**** Data shown ****

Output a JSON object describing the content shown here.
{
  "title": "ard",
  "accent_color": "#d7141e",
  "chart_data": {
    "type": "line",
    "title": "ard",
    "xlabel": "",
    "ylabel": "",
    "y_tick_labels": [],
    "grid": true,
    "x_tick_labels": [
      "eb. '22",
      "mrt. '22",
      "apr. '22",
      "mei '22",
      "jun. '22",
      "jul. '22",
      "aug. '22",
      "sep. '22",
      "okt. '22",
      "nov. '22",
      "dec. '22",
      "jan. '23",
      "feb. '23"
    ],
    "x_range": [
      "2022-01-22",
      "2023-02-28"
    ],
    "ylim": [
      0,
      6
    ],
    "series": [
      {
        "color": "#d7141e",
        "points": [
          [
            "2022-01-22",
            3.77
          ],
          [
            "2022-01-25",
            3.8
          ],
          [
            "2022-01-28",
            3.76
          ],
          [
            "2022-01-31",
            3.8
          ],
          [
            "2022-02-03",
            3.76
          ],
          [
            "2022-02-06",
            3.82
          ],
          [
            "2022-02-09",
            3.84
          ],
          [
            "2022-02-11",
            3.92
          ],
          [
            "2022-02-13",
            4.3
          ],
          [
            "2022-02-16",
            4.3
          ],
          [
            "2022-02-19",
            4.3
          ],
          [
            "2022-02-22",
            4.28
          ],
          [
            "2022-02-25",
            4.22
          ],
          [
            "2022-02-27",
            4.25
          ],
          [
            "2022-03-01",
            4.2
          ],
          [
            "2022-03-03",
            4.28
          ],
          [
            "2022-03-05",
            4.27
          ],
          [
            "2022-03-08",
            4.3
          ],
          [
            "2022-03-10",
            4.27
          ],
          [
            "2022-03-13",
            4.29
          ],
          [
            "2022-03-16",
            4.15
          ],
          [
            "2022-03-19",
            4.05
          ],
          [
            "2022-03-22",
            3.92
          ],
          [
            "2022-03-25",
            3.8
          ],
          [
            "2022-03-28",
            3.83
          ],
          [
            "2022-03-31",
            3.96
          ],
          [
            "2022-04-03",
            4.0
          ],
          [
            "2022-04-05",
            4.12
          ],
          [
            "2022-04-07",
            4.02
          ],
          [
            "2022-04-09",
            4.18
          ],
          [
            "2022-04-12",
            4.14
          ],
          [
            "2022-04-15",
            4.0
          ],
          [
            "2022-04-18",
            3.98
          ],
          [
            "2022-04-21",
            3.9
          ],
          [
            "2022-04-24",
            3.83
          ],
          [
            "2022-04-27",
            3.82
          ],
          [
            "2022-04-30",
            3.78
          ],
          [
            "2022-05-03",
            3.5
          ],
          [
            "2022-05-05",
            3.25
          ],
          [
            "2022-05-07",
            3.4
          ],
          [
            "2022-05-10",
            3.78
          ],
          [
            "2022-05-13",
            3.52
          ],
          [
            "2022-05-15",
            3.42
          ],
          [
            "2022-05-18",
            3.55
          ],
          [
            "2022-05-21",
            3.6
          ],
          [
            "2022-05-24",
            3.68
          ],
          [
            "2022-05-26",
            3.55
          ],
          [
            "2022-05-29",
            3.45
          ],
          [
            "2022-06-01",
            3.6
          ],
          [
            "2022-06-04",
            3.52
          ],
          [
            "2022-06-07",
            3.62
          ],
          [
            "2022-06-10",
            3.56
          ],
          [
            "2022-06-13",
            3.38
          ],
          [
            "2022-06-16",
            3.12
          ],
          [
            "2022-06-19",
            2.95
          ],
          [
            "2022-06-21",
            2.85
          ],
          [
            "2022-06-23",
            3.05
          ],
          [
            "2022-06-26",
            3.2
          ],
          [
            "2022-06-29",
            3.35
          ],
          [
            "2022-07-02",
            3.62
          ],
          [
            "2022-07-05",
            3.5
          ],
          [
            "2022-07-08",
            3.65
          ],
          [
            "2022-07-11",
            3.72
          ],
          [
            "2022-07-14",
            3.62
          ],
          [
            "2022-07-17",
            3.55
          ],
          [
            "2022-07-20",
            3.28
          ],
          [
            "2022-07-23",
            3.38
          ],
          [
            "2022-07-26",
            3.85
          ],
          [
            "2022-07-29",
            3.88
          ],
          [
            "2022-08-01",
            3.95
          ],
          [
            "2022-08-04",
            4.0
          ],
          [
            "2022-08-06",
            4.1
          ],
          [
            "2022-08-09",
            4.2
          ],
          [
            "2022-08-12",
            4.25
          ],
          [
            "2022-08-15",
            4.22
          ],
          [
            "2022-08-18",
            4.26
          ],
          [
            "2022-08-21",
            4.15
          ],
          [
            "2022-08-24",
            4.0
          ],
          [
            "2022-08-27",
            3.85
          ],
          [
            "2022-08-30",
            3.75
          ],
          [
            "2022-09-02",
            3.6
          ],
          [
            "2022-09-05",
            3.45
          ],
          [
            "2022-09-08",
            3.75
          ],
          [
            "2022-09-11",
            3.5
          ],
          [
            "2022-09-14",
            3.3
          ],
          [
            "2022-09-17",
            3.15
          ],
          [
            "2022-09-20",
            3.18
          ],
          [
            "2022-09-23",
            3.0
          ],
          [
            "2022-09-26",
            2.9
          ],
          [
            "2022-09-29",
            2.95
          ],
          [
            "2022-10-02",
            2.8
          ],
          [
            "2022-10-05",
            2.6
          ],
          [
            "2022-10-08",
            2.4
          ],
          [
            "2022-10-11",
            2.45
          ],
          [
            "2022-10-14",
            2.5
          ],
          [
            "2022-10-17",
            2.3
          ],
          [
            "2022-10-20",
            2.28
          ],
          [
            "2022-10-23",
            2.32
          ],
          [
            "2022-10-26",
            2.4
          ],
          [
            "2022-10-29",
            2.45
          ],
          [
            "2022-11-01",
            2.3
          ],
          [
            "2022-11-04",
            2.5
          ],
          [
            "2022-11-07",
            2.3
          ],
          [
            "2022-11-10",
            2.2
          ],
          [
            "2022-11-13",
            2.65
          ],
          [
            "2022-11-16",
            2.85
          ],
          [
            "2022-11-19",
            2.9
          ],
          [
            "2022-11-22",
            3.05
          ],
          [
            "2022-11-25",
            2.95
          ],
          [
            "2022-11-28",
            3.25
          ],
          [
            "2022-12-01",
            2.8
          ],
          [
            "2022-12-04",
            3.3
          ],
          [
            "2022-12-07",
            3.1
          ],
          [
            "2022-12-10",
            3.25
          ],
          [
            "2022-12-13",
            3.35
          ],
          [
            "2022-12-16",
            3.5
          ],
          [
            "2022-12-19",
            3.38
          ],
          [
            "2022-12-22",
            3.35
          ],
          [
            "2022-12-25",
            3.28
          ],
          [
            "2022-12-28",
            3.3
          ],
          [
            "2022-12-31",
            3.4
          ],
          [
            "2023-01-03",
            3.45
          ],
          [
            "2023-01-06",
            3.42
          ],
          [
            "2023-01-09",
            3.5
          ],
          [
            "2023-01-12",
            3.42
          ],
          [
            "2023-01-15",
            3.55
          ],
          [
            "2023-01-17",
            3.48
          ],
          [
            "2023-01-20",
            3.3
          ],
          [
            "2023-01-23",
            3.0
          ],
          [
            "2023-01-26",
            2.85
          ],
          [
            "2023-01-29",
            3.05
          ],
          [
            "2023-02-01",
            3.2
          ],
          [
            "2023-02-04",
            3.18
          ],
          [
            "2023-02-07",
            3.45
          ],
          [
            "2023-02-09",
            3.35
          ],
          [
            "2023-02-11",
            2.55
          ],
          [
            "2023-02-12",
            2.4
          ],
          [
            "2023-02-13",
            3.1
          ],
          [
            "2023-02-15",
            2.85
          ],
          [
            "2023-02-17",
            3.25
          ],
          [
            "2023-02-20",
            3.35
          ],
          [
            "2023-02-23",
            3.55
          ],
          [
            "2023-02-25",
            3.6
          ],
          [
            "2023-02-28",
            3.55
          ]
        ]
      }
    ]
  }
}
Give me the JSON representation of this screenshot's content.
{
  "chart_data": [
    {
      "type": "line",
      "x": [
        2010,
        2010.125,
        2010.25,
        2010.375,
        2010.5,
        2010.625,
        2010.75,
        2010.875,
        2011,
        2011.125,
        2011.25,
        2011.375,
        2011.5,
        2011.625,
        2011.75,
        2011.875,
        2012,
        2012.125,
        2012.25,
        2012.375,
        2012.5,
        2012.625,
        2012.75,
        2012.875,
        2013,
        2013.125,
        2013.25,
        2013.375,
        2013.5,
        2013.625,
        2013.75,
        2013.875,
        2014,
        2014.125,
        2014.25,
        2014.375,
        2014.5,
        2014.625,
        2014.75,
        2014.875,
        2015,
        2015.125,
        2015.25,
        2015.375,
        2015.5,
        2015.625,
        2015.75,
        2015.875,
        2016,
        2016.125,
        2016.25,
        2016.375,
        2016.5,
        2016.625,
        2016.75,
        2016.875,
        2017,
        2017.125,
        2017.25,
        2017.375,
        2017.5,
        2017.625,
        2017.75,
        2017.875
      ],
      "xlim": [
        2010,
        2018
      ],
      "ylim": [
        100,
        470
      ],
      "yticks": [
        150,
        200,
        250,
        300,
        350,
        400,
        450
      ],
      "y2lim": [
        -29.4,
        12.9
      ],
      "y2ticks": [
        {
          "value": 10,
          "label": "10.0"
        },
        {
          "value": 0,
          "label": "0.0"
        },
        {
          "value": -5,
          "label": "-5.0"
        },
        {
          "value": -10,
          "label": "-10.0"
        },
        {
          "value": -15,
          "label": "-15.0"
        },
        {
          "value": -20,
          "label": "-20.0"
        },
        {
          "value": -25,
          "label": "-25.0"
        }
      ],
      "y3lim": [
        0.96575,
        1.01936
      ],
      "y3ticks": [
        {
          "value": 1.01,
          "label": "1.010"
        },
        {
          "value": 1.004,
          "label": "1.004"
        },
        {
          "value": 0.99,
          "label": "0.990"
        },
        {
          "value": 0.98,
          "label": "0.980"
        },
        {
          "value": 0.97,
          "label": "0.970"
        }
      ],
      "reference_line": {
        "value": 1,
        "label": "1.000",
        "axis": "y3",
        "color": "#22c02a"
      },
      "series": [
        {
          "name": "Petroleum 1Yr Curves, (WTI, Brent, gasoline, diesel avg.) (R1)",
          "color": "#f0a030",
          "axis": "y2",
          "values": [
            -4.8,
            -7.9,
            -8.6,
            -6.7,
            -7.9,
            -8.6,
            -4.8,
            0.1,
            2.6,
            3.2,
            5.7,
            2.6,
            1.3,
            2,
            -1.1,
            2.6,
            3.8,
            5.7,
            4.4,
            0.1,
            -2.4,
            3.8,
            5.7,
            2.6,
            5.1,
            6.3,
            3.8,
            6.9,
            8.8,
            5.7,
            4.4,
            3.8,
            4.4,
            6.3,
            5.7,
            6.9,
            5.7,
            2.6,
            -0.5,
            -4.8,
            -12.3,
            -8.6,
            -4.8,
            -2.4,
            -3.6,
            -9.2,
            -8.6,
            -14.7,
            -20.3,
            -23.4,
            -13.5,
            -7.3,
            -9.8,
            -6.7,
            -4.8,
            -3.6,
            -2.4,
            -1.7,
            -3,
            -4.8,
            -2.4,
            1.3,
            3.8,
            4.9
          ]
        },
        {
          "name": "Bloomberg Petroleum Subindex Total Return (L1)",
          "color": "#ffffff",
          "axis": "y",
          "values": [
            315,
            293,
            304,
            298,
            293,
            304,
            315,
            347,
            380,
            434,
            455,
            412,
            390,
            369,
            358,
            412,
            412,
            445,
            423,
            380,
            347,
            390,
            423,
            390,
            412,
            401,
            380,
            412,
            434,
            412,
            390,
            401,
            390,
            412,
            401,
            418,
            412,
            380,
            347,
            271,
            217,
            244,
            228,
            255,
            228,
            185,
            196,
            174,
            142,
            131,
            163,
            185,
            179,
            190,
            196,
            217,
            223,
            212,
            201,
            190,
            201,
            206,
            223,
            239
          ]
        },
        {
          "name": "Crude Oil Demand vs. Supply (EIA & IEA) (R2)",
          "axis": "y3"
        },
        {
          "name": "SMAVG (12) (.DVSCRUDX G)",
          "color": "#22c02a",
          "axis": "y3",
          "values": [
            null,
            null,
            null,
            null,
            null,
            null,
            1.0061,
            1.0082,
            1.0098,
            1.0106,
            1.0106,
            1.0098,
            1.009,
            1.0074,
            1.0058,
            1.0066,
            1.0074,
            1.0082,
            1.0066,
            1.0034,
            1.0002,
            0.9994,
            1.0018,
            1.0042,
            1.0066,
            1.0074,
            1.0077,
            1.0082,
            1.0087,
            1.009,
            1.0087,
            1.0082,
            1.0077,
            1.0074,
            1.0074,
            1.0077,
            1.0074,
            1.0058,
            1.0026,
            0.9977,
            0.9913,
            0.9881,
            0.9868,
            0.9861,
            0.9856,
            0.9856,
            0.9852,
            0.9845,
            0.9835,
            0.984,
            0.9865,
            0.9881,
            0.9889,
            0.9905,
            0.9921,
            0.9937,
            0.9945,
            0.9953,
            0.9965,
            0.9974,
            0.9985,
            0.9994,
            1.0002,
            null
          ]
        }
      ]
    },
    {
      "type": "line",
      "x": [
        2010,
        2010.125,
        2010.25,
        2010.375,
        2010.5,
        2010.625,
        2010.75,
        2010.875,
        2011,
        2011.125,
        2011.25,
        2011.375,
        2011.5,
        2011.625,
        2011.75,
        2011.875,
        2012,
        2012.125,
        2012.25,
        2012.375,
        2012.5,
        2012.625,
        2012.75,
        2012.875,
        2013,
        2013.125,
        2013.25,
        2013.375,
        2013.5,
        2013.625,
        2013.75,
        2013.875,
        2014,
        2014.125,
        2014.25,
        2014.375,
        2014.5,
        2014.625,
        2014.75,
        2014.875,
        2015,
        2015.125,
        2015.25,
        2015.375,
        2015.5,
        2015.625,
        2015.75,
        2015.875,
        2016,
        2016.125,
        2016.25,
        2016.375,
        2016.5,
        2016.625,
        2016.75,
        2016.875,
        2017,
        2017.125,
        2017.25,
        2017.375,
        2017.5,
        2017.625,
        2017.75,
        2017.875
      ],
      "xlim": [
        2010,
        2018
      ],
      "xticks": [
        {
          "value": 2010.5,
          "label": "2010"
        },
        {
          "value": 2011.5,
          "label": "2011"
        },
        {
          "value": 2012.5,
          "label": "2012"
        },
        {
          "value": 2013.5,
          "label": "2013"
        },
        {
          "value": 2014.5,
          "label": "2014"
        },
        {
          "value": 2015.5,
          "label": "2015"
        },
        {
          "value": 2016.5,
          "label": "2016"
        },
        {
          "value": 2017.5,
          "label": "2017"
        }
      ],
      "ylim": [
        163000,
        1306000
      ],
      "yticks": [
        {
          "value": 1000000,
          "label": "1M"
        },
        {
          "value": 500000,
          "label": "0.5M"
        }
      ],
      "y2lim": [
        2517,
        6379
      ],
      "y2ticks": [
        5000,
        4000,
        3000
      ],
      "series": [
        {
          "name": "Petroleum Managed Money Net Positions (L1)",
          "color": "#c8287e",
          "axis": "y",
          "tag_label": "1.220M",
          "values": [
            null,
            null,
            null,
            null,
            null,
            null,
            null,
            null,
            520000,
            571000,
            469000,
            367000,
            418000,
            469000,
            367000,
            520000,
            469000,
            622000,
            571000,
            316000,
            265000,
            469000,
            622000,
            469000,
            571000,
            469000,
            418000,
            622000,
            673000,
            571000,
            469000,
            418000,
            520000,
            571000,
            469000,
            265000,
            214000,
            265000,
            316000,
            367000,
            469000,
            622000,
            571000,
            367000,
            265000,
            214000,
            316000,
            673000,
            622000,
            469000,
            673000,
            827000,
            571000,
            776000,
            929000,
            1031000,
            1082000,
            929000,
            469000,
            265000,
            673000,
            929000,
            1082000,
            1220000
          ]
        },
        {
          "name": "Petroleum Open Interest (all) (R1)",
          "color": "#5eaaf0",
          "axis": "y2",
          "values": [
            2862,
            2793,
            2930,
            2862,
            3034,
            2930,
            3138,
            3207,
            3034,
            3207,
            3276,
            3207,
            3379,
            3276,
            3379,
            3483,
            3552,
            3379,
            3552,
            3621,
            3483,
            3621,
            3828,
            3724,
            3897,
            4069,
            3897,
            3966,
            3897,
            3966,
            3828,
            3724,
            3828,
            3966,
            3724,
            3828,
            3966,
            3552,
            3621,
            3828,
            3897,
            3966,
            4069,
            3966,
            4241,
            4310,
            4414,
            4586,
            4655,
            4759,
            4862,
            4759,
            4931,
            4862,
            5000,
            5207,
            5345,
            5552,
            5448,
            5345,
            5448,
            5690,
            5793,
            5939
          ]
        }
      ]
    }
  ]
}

****

Exercise directions ▸ In the listing, find every line containing the word "JSON" and list it.

The result ▸
Output a JSON object describing the content shown here.
Give me the JSON representation of this screenshot's content.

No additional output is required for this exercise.